__SOURCE DOCUMENT__.
# 2 week Postmates bank info verification of long-standing active account



## Robert Larrison (Jun 7, 2018)

Not for a new account

I was with Postmates when they opened NYC haven't moved changed account 

Stripe just asked for a reverification and pistmates sent a link worth a bug 
When you enter info and press 'verify bank' it bounces to a field asking for phone # but you can't fill the field its a glitch

So a couple weeks of 3+ emails to them and they keep sending the buggy link
They have pinged a penny twice on the 13th and twice removed it on the 15th they put a penny in
an on the 18th they put in and took out a penny from the same account they have deposited over 50K in

Now I've been lost for a few weeks


----------



## Coolrider101nk (Jun 21, 2016)

Couple thoughts..... the app itself now has the ability to enter bank information. Might try that.

Might also try changing to an account at a different bank temporarily, then switch back.

PM appears to be modifying their pay processing back-end. The deposit list no longer moves from processing to completed nightly. I have deposits I received a week ago still processing . I've also started getting emails from PM telling me my deposit was successful. 

Last idea, attempt to use the link they sent you in a different mode (desktop or mobile) or a different browser , or a different device (IOS vs Android vs a computer). There is a good chance the web form worked when it was tested, so if you can align the variables that could interfere you might get lucky. 

If you've been with PM a while you know there really is no such thing as driver support. Either work around incompetence or step back and wait. Eventually they will fix it accidentally and break something else .


----------



## Robert Larrison (Jun 7, 2018)

I was beta testing the driver fleet app it has the same better bank info I tried that along with screen shots and yeah itred from my phone in split screen from a windows 10 and older Apple tablet even when I got phone calls the endless loop went on
Today bank info on driver dashboard and fleet app show bank info without the '5-7 Business Days' 
I actually like them better the activa tips make up for the low rates
And accepting a run that you can see where from what and where to is gold
Any courier worth a nickel quickly learns logistics and time management


----------



## Coolrider101nk (Jun 21, 2016)

PM recently became my primary income, which caused me to have to pay attention to strategy. It's all about short trips, room delivery, fast food or reliably in and out restaurants, keeping the customer updated, and providing every possible free condiment. Also, completely ignore tips on an individual order, hourly or daily level. Over time, PM tips are the best in any gig opportunity.

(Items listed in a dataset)
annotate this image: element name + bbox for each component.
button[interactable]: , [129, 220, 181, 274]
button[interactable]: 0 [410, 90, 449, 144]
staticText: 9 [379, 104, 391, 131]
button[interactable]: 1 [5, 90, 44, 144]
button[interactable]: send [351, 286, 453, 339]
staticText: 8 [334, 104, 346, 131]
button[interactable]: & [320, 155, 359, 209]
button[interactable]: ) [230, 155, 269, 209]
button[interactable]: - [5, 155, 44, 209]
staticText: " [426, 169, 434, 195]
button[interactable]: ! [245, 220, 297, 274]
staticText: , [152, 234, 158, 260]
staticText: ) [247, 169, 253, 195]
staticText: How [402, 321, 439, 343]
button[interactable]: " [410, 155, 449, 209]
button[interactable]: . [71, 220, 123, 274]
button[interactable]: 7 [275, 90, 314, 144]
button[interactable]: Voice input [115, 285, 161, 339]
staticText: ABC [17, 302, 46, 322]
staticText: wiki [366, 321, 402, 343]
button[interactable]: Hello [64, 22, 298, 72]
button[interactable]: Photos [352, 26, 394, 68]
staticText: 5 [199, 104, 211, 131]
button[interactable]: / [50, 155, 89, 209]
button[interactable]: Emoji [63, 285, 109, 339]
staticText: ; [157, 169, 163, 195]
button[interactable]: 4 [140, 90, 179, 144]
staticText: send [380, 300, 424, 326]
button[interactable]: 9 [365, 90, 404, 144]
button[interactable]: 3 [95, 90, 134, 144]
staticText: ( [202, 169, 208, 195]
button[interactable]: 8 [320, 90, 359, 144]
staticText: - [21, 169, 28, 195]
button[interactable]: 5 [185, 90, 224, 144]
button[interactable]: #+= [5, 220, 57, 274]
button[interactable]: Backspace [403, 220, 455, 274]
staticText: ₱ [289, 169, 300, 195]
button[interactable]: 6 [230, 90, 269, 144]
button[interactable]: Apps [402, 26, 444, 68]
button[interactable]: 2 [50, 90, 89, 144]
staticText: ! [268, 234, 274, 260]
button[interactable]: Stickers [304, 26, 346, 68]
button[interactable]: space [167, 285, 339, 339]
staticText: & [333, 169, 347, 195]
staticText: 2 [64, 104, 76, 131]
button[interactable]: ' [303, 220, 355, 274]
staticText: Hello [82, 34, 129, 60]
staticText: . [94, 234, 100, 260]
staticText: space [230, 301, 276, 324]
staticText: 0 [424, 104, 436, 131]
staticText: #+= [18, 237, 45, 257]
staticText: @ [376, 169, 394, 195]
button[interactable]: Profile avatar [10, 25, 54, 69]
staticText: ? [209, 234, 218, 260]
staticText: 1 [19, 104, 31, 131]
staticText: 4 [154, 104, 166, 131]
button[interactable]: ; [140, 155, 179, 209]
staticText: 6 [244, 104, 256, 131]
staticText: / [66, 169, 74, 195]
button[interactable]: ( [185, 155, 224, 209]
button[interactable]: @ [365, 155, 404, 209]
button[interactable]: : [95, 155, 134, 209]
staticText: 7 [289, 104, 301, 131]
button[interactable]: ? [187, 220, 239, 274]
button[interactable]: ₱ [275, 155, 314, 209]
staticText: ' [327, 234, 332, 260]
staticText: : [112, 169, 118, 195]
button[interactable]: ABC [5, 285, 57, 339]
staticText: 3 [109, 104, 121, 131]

__TASK REQUIREMENTS__.
1. According to the Postmates thread, what no longer happens nightly to the deposit list?
2. From the Postmates thread, return the stretch from "PM appears to" through "might get lucky.".
The rows are not needed here.

__FINAL ANSWERS__.
1. Deposits no longer move from processing to completed nightly.

2.
PM appears to be modifying their pay processing back-end. The deposit list no longer moves from processing to completed nightly. I have deposits I received a week ago still processing . I've also started getting emails from PM telling me my deposit was successful. 

Last idea, attempt to use the link they sent you in a different mode (desktop or mobile) or a different browser , or a different device (IOS vs Android vs a computer). There is a good chance the web form worked when it was tested, so if you can align the variables that could interfere you might get lucky.